Extracts from a graphics dataset:
-.-.-
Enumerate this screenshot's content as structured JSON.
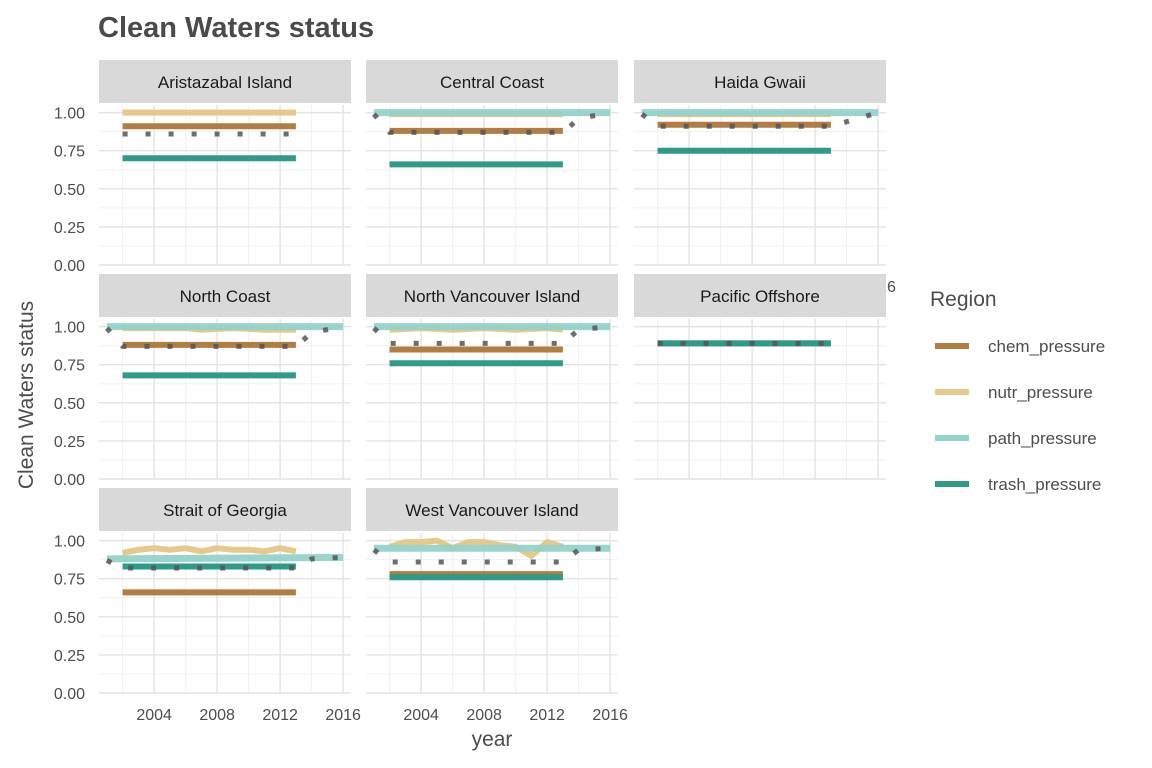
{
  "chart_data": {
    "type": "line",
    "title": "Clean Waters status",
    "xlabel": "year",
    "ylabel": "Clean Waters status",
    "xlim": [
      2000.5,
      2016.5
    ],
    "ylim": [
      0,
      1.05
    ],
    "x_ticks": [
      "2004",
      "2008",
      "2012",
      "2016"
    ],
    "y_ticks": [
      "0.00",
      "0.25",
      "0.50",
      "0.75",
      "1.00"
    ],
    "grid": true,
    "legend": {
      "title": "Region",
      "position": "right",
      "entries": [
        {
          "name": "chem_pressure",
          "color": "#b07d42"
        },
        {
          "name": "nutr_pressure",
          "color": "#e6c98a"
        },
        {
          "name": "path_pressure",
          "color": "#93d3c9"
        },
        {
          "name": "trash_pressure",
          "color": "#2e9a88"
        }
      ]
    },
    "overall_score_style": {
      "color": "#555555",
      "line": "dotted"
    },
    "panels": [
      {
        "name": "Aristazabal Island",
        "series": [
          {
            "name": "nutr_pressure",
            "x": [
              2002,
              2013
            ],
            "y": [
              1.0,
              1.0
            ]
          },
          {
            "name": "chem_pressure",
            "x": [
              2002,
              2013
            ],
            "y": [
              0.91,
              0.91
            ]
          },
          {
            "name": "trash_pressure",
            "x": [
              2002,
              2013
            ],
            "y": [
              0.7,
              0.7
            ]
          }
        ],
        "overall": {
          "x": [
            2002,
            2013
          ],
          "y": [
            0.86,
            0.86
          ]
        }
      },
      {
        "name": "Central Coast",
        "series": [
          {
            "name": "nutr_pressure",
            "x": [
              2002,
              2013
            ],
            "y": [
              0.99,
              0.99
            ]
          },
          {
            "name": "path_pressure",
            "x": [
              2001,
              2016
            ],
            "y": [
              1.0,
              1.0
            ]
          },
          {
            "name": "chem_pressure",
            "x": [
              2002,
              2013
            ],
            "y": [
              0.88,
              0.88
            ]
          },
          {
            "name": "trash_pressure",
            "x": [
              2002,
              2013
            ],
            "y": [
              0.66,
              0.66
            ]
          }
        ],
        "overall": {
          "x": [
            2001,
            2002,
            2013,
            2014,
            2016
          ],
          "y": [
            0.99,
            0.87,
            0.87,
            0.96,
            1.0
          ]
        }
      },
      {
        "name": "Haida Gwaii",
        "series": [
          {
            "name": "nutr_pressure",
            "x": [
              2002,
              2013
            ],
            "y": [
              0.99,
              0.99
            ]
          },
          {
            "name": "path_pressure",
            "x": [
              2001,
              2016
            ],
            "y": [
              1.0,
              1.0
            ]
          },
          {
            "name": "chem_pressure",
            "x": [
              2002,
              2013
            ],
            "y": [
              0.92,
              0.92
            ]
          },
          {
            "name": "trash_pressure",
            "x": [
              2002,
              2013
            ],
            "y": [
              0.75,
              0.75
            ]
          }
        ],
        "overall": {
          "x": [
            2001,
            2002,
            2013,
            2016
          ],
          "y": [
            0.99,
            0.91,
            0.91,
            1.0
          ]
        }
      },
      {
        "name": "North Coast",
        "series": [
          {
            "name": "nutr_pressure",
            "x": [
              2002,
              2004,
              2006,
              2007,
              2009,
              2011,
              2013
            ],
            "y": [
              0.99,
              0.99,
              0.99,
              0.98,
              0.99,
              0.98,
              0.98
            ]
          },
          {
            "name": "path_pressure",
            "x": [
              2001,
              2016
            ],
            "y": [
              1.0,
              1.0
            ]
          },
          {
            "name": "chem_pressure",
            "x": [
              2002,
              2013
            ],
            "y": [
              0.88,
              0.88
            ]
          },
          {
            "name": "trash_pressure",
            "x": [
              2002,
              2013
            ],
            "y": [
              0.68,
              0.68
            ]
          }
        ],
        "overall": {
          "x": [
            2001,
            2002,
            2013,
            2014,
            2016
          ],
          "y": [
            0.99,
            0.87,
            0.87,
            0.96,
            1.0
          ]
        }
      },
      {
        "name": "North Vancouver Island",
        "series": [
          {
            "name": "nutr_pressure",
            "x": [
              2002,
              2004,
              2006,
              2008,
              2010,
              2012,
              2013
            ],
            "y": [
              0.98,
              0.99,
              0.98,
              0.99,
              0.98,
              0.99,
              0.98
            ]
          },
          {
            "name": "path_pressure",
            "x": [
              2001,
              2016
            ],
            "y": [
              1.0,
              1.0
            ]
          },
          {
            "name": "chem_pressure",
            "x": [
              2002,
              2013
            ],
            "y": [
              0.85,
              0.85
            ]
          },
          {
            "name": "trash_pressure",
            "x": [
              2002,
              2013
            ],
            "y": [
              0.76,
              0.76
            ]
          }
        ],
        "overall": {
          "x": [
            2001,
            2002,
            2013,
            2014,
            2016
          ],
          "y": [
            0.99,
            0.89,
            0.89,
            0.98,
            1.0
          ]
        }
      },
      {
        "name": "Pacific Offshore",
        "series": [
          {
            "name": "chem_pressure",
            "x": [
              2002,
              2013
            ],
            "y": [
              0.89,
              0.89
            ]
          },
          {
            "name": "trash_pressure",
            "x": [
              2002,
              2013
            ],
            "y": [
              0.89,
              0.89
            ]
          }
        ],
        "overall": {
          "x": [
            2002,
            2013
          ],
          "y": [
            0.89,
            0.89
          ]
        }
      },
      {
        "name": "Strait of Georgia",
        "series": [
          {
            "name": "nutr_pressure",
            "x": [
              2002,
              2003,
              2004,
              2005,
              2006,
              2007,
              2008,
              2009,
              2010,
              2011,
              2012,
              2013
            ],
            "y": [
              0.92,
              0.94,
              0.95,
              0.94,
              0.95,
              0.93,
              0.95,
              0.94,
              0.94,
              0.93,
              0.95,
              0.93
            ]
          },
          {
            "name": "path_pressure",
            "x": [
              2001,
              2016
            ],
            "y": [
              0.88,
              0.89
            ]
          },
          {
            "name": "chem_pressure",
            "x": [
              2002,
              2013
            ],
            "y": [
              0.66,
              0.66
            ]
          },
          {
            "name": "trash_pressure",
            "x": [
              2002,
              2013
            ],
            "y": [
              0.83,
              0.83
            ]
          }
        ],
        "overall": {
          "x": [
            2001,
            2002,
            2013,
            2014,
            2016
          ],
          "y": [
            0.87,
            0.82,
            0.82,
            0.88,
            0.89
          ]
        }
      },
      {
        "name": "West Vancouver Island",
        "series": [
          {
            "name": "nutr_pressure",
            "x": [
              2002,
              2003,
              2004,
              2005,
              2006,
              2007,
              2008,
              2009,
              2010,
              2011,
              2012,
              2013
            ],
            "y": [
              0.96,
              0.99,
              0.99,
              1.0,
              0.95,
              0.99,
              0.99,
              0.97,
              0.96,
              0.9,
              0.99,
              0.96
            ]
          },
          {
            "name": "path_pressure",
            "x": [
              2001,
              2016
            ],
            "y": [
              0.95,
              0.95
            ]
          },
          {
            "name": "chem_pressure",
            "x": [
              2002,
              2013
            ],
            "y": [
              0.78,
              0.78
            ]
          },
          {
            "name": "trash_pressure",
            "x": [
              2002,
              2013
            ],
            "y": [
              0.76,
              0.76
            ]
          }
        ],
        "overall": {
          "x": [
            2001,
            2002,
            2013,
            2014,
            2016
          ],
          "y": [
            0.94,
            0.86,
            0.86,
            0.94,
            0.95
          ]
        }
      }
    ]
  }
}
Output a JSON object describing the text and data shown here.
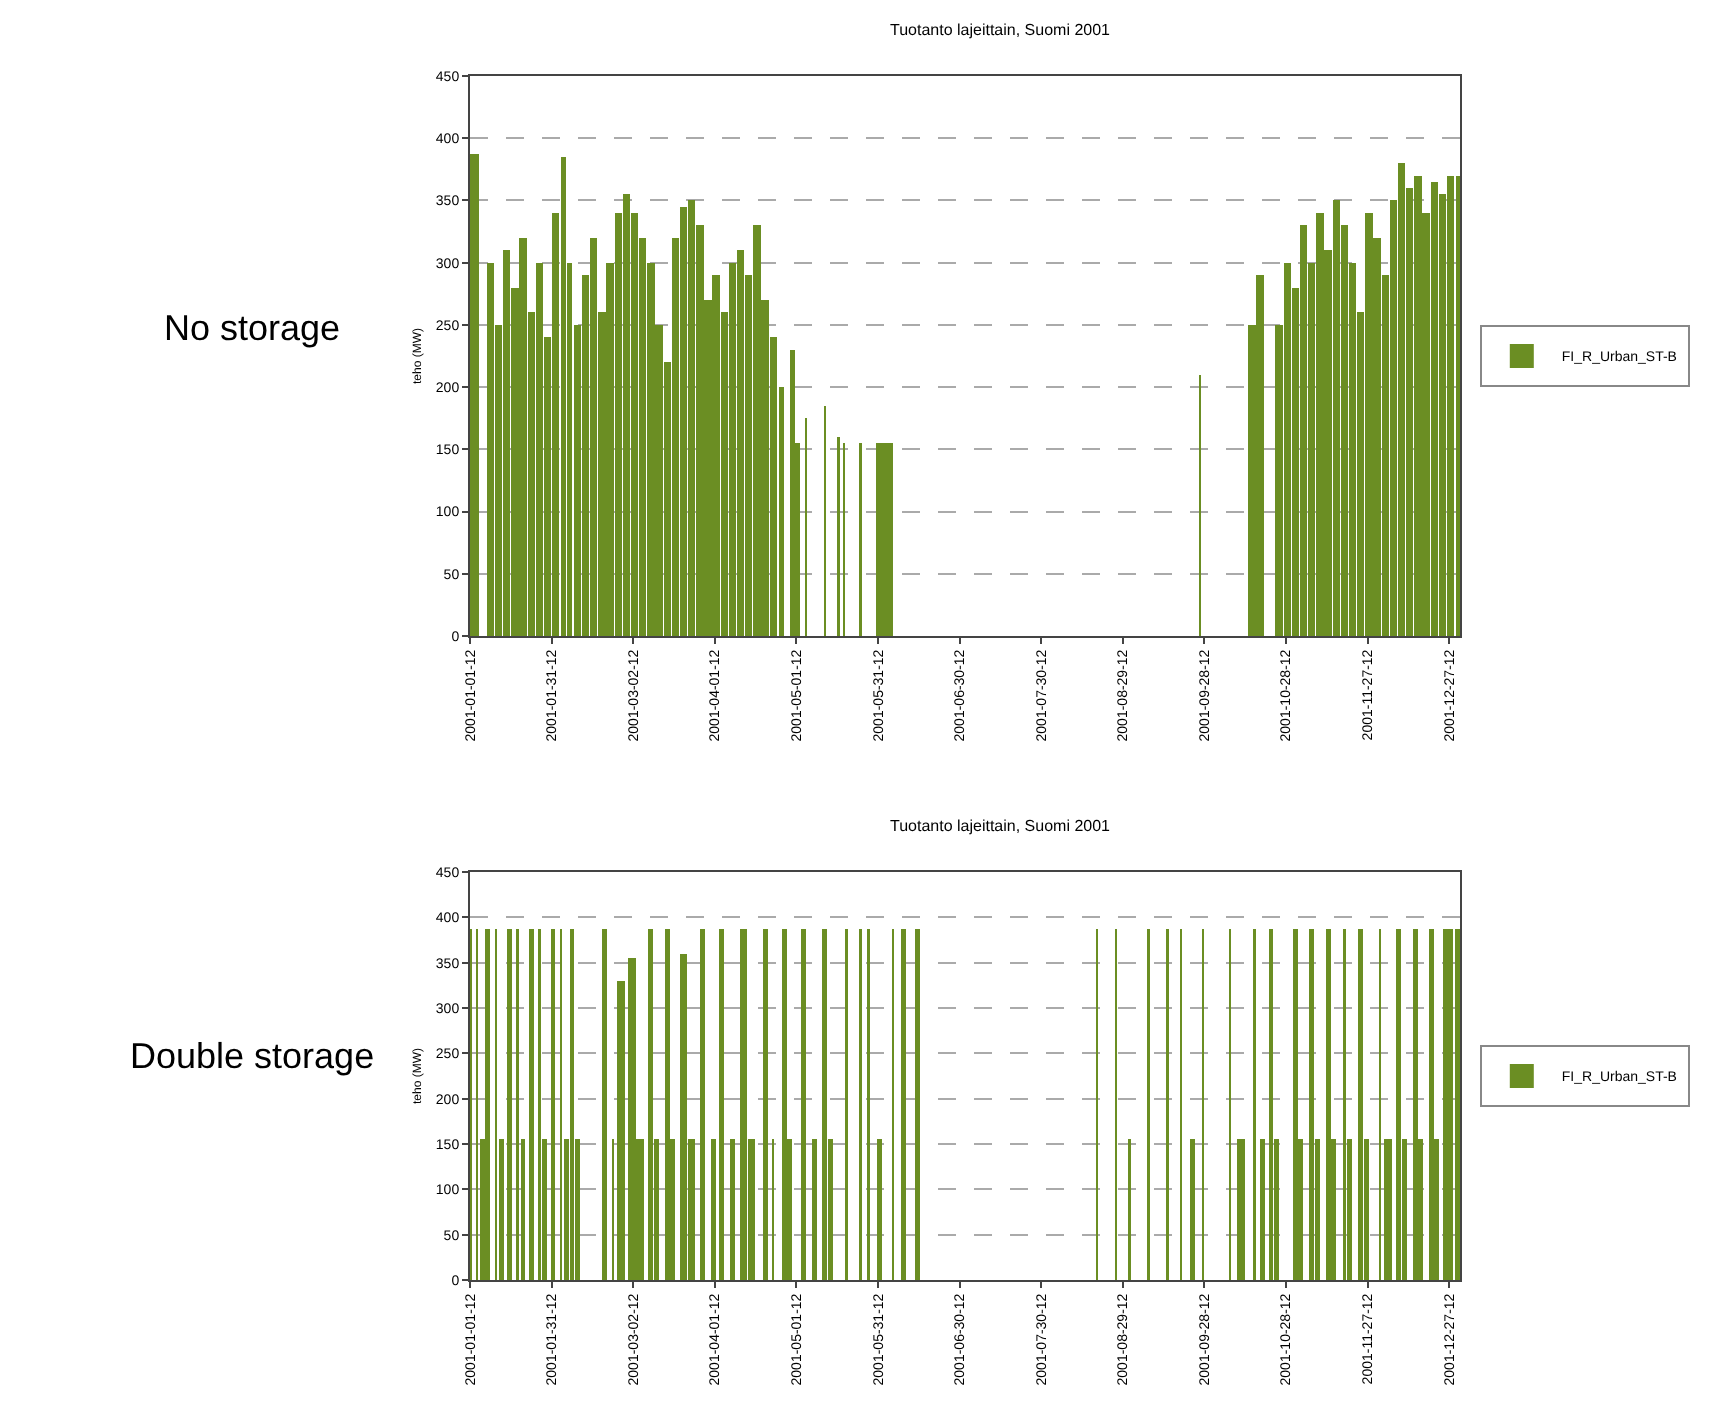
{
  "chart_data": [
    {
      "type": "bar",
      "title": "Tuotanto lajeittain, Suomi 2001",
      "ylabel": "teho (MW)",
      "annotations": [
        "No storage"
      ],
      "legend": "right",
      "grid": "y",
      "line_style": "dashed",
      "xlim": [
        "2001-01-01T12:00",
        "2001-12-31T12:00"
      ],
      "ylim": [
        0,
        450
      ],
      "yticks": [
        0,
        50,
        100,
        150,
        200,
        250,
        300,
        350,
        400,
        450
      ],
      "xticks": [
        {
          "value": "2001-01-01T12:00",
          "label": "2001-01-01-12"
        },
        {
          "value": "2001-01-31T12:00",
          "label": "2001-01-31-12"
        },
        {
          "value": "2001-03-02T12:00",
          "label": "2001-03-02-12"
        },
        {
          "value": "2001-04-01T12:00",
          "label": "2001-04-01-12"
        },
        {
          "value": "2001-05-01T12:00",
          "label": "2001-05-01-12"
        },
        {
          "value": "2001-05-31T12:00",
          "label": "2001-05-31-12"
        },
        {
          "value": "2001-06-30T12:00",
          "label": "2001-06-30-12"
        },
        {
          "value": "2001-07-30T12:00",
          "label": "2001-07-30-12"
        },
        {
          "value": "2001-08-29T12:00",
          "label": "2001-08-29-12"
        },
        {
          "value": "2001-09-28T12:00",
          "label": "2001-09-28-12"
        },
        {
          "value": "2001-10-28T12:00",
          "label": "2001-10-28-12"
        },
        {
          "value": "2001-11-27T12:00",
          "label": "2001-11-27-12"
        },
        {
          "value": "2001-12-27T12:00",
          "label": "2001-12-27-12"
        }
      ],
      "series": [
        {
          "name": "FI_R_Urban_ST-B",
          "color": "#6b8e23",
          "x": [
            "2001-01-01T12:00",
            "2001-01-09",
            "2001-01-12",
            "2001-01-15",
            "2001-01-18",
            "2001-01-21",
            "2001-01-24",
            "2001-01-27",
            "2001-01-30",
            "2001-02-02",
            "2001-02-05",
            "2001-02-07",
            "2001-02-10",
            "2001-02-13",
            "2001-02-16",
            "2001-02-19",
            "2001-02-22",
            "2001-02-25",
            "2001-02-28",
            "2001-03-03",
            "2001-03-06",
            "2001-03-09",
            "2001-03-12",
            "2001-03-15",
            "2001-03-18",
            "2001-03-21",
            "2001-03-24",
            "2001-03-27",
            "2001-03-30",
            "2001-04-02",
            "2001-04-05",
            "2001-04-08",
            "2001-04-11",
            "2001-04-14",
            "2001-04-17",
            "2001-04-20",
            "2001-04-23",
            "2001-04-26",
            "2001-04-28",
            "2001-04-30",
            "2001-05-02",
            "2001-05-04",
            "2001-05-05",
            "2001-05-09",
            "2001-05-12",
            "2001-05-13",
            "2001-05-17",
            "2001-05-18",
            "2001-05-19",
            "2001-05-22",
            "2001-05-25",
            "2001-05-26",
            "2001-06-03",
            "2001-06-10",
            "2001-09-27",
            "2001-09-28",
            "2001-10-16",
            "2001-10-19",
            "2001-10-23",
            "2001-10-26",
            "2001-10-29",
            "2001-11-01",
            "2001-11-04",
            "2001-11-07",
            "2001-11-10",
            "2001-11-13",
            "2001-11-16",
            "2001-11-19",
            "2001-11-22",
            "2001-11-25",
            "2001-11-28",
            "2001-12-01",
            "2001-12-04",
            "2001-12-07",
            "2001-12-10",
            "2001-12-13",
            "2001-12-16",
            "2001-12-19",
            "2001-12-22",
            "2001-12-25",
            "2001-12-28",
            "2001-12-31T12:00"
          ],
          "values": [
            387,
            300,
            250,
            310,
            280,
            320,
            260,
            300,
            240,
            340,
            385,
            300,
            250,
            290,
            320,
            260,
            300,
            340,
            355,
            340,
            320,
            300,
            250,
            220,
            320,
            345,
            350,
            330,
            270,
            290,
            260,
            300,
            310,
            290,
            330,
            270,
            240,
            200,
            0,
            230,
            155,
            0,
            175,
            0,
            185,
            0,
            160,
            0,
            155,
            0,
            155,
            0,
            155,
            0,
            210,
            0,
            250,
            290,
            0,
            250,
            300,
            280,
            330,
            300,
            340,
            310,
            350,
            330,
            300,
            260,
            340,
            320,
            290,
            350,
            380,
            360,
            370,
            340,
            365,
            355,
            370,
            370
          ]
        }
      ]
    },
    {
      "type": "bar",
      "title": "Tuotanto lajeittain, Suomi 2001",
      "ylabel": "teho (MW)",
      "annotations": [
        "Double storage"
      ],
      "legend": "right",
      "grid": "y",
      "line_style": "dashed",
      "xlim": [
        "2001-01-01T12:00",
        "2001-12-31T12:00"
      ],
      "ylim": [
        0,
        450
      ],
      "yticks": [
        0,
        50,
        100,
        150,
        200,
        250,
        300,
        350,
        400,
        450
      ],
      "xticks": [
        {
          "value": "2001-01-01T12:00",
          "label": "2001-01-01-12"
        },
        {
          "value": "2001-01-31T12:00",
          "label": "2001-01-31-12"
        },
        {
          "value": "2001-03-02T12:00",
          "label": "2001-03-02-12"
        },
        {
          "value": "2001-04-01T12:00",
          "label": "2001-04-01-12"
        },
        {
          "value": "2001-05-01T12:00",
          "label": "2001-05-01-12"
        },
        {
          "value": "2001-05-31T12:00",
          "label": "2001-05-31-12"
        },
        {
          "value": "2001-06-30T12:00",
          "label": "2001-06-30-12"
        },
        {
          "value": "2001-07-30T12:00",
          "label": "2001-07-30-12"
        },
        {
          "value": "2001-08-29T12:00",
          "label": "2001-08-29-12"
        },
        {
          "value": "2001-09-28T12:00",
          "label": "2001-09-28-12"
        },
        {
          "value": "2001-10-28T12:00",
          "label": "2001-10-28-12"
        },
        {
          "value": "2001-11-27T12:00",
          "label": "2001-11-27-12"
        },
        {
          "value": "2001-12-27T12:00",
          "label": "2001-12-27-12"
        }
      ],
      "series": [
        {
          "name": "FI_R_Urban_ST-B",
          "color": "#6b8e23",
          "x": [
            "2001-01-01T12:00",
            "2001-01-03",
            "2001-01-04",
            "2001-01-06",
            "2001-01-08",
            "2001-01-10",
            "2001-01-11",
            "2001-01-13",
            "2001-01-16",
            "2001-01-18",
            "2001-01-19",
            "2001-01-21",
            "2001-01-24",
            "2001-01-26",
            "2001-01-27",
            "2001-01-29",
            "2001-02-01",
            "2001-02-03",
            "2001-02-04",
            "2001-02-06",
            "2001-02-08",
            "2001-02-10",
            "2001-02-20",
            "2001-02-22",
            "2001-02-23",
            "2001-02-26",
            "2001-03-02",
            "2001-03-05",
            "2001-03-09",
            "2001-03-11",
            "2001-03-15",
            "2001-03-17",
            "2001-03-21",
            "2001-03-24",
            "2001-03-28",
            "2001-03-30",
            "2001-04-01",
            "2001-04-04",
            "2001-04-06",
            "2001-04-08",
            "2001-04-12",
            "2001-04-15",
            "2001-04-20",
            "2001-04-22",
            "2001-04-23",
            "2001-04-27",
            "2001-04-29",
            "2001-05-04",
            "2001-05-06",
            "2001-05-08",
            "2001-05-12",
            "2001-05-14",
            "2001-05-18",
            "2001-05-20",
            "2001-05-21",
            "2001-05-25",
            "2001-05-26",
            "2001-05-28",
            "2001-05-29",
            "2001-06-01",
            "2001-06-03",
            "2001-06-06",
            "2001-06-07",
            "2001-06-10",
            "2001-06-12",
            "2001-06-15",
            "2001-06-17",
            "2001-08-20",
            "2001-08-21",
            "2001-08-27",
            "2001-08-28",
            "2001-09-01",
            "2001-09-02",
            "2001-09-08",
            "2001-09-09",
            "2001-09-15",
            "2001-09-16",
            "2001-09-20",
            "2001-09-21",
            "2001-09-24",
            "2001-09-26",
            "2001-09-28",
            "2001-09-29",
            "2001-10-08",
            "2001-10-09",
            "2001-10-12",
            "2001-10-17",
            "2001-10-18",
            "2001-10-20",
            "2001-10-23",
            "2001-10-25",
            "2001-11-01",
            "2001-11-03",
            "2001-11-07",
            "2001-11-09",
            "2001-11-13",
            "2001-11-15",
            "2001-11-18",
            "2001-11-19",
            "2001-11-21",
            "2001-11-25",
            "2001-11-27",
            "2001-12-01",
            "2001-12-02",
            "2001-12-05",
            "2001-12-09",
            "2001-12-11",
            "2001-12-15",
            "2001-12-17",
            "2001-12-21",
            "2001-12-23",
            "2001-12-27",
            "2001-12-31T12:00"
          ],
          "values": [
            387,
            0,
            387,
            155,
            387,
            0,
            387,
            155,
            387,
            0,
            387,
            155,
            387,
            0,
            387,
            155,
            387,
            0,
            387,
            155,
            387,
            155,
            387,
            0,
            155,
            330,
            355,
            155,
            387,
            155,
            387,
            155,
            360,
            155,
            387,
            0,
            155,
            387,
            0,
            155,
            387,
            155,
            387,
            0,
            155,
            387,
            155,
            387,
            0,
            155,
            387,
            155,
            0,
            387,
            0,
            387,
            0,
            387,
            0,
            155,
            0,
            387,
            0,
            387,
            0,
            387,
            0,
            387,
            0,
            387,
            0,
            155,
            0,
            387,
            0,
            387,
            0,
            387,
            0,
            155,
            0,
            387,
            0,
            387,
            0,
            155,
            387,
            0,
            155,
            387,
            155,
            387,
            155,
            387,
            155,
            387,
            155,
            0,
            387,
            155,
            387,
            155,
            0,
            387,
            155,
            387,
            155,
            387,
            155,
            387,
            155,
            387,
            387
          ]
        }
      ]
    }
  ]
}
-.-.-
— Your objective —
Search the data for the string "Waters" and copy each line where it appears.

— Final answer —
    "title": "Clean Waters status",
    "ylabel": "Clean Waters status",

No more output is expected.